• _练习任务_
A – 判断下列三项陈述是否符合这篇爬虫教程，每项回答“是”或“否”，并原样引用原文中起决定作用的文字。(i) 教程采用htmlunit获取网页，采用jsoup解析网页。(ii) 第二个解析结果中的发表人是“4704545000”。(iii) 示例代码的getSqcInfo方法创建WebClient时使用的是BrowserVersion.CHROME。
B – 原样输出这篇爬虫教程中的一段文字，从“本案例可以获取宿迁论坛--关”开始，一直到“rceforge.net/)”为止。

• _原文段落_
§

HtmlUnit+Jsoup简单爬虫获取网页数据

本案例可以获取宿迁论坛--关注宿迁etc下面帖子楼主发表的【标题、发表时间、网站名、发表人、内容（帖子正文）、访问链接】数据。

思想就是通过Java访问的链接，然后拿到html字符串，然后就是解析链接等需要的数据。

技术上使用了Jsoup+HtmlUnit:

采用htmlunit获取网页(官网地址http://htmlunit.sourceforge.net/)

采用jsoup解析网页，获取数据和链接.（文档https://jsoup.org/apidocs/）

使用方法：

第一步：

      创建一个WebClient对象，
        WebClient webClient = new WebClient(BrowserVersion.CHROME);
       webClient.getOptions().setJavaScriptEnabled(false);
       webClient.getOptions().setCssEnabled(false);
       HtmlPage page= webClient.getPage(“https://www.baidu.com”);//获取网页页面
        String pageContent= page.getTitleText(); //获取页面的TITLE
   pageContent= page.asXml();//获取页面的XML代码
       webClient.close(); //关闭webclient

第二步：

使用jsoup，解析网页内容，使用jquery语法方便地进行dom操作

        Document doc = Jsoup.parse(pageContent);
       String title = doc.title().toString();//获取网页标题
       Elements lg = doc.getElementById("lg").getElementsByTag("img");//获取指定id下面的img
       String picUrl = lg.attr("src");//获取图片的路径

示例解析地址:

1、http://www.sqee.cn/thread-884131-1-5.html

2、http://www.sqee.cn/thread-883835-1-1.html

解析结果:

1、{
    "announceTime":"2017/6/20 11:38:40",
    "announceUser":"4704545000",
    "content":"我想请问大家有谁知道宿迁实验小学黄河分校2017年啥时候开始招生啊？或者有招生办的电话望告知一声。谢谢大家！！！！",
    "title":"关于小学上学问题 ",
    "webSiteName":" 关注宿迁宿迁论坛|鼎鼎有民|大宿网"
}

2、{
    "announceTime":"2017/6/18 08:53:20",
    "announceUser":"柠檬草",
    "content":"三台山现在几点关门？听说现在营业时间延长了，具体是几点呢？有人知道吗？",
    "title":"三台山现在几点关门？ ",
    "webSiteName":" 娱乐旅游宿迁论坛|鼎鼎有民|大宿网"
}

示例代码：

public class PartPoliticalInfoService {
   public static void main(String[] args) {
       // 测试
       System.out
               .println(JSON
                       .toJSONString(getSqcInfo("http://www.sqee.cn/thread-883835-1-1.html")));
   }

   // 解析宿迁论坛，关注宿迁等里面帖子楼主发表的相关信息
   public static PartPoliticalInfo getSqcInfo(String url) {
       PartPoliticalInfo politicalInfo;
       String pageContent, title = null, webSiteName = null, announceTime = null, announceUser = null, content = null;

       // step 1 : 使用htmlunit，获取指定网址的网页的内容，该网页中的脚本已被执行
       WebClient webClient = new WebClient(BrowserVersion.FIREFOX_31);
       // htmlunit 对css和javascript的支持不好，所以请关闭之
       webClient.getOptions().setJavaScriptEnabled(false);
       webClient.getOptions().setCssEnabled(false);
       HtmlPage page;
       try {
           page = webClient.getPage(url);
           pageContent = page.asXml();
           webClient.close();
           // step 2 : 使用jsoup，解析网页内容，使用jquery语法方便地进行dom操作
           Document doc = Jsoup.parse(pageContent);
           Elements authi = doc.getElementsByClass("authi");
           Elements t_fsz = doc.getElementsByClass("t_fsz");
           String arrTitle[] = doc.title().toString().split("\\-");

           if (arrTitle.length == 2) {
               title = arrTitle[0];
               webSiteName = arrTitle[1];
           }

           if (authi.size() >= 2) {
               Elements eAnnounceUser = authi.get(0).getElementsByTag("a");
               Elements eAnnounceTimeFormat1 = authi.get(1)

§

• _提取信息_
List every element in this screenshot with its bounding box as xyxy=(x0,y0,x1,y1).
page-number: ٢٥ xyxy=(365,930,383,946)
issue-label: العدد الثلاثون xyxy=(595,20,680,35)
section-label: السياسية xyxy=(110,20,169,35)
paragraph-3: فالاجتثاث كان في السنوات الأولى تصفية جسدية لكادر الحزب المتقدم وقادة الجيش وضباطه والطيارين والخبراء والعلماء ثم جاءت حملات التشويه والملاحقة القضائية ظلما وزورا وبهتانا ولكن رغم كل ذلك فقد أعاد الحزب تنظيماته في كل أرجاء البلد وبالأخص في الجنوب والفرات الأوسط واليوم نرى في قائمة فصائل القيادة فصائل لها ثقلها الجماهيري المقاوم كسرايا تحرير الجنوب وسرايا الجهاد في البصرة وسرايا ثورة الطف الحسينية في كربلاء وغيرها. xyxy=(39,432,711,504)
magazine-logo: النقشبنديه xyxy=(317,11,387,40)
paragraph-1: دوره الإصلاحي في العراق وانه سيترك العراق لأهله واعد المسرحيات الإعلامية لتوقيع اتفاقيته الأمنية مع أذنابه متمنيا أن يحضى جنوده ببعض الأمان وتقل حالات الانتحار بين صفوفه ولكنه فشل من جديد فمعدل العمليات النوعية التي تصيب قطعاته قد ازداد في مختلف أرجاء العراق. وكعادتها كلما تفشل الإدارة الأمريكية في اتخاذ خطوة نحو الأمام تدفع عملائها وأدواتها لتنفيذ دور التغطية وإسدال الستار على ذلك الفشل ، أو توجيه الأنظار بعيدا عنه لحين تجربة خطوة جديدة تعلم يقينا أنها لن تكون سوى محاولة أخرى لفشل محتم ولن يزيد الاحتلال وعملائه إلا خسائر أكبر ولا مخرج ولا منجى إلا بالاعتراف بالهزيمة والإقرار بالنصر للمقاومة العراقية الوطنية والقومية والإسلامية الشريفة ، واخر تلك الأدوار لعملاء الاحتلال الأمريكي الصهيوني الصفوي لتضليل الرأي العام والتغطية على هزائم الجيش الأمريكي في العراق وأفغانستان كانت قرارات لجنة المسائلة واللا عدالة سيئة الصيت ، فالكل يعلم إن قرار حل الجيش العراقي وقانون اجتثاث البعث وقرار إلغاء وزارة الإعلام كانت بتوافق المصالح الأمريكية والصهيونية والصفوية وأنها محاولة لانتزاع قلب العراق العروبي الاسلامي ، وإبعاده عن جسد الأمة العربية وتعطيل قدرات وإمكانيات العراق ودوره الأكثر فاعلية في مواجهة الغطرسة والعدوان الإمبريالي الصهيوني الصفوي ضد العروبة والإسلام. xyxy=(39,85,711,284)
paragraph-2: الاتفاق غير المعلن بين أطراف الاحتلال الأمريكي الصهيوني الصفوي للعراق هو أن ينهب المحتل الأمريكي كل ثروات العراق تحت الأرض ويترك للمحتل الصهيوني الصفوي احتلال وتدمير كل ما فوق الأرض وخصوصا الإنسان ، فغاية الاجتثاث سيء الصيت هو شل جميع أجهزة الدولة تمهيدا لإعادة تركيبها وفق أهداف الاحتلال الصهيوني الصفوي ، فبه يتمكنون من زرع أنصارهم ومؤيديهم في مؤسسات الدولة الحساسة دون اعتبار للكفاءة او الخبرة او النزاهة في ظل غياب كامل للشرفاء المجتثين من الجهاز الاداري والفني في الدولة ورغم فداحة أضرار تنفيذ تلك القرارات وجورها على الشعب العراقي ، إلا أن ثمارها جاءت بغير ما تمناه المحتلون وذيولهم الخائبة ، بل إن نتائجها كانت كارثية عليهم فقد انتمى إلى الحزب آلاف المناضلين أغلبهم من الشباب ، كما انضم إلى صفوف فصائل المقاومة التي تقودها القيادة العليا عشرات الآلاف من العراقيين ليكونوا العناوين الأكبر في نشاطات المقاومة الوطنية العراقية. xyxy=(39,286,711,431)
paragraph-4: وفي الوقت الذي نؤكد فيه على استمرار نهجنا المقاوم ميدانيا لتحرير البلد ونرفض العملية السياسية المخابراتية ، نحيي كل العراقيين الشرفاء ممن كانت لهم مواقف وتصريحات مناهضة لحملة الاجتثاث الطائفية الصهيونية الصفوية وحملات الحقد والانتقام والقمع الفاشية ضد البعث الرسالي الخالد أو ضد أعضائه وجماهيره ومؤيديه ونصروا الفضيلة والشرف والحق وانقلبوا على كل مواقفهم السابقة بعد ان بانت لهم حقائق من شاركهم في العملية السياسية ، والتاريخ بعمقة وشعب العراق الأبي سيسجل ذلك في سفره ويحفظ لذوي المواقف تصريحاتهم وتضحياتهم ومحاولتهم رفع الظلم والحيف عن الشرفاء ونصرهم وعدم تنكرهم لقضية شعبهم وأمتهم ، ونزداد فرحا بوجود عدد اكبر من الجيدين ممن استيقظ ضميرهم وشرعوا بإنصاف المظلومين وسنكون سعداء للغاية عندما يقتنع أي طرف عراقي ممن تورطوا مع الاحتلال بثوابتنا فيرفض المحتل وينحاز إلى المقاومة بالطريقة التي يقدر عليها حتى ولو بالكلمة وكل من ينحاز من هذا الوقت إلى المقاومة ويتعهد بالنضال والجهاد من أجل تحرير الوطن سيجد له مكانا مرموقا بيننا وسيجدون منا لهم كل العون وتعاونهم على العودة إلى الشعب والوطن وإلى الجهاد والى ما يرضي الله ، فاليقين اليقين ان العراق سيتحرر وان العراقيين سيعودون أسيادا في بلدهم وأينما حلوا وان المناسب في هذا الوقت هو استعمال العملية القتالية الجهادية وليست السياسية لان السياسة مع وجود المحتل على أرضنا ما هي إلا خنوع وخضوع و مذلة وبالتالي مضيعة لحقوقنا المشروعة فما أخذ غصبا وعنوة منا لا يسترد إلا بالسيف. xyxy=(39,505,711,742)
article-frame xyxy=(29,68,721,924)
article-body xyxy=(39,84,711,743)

§

• _逐题解答_
A –
(i) 是。“采用htmlunit获取网页”；“采用jsoup解析网页，获取数据和链接”
(ii) 否。“"announceUser":"柠檬草"”
(iii) 否。“WebClient webClient = new WebClient(BrowserVersion.FIREFOX_31);”

B –
本案例可以获取宿迁论坛--关注宿迁etc下面帖子楼主发表的【标题、发表时间、网站名、发表人、内容（帖子正文）、访问链接】数据。

思想就是通过Java访问的链接，然后拿到html字符串，然后就是解析链接等需要的数据。

技术上使用了Jsoup+HtmlUnit:

采用htmlunit获取网页(官网地址http://htmlunit.sourceforge.net/)